start Records for processing

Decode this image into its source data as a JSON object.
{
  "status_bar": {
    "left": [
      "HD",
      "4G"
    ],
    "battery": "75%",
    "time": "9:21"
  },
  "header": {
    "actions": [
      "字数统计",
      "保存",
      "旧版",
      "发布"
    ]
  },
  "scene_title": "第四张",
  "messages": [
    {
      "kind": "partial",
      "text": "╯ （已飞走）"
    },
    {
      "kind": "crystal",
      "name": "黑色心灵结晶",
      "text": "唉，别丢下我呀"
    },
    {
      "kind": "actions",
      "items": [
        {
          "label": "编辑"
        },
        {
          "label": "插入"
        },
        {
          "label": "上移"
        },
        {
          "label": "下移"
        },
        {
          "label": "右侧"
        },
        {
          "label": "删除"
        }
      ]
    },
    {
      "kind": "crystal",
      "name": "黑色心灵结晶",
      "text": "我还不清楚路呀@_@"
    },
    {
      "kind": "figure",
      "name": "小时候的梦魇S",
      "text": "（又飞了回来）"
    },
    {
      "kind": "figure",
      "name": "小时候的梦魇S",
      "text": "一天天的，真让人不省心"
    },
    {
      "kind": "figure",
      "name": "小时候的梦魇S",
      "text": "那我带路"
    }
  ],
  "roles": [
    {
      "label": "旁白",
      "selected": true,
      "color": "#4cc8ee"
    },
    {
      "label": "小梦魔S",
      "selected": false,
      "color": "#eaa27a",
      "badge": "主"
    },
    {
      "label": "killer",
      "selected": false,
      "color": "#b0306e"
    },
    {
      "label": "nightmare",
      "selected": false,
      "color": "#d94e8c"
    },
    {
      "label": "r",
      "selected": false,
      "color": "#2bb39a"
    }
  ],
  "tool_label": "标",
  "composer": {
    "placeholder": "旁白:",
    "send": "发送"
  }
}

end Records for processing

— Set exercise —
Retype all the records, matching them exactly.

— Output —
Decode this image into its source data as a JSON object.
{
  "status_bar": {
    "left": [
      "HD",
      "4G"
    ],
    "battery": "75%",
    "time": "9:21"
  },
  "header": {
    "actions": [
      "字数统计",
      "保存",
      "旧版",
      "发布"
    ]
  },
  "scene_title": "第四张",
  "messages": [
    {
      "kind": "partial",
      "text": "╯ （已飞走）"
    },
    {
      "kind": "crystal",
      "name": "黑色心灵结晶",
      "text": "唉，别丢下我呀"
    },
    {
      "kind": "actions",
      "items": [
        {
          "label": "编辑"
        },
        {
          "label": "插入"
        },
        {
          "label": "上移"
        },
        {
          "label": "下移"
        },
        {
          "label": "右侧"
        },
        {
          "label": "删除"
        }
      ]
    },
    {
      "kind": "crystal",
      "name": "黑色心灵结晶",
      "text": "我还不清楚路呀@_@"
    },
    {
      "kind": "figure",
      "name": "小时候的梦魇S",
      "text": "（又飞了回来）"
    },
    {
      "kind": "figure",
      "name": "小时候的梦魇S",
      "text": "一天天的，真让人不省心"
    },
    {
      "kind": "figure",
      "name": "小时候的梦魇S",
      "text": "那我带路"
    }
  ],
  "roles": [
    {
      "label": "旁白",
      "selected": true,
      "color": "#4cc8ee"
    },
    {
      "label": "小梦魔S",
      "selected": false,
      "color": "#eaa27a",
      "badge": "主"
    },
    {
      "label": "killer",
      "selected": false,
      "color": "#b0306e"
    },
    {
      "label": "nightmare",
      "selected": false,
      "color": "#d94e8c"
    },
    {
      "label": "r",
      "selected": false,
      "color": "#2bb39a"
    }
  ],
  "tool_label": "标",
  "composer": {
    "placeholder": "旁白:",
    "send": "发送"
  }
}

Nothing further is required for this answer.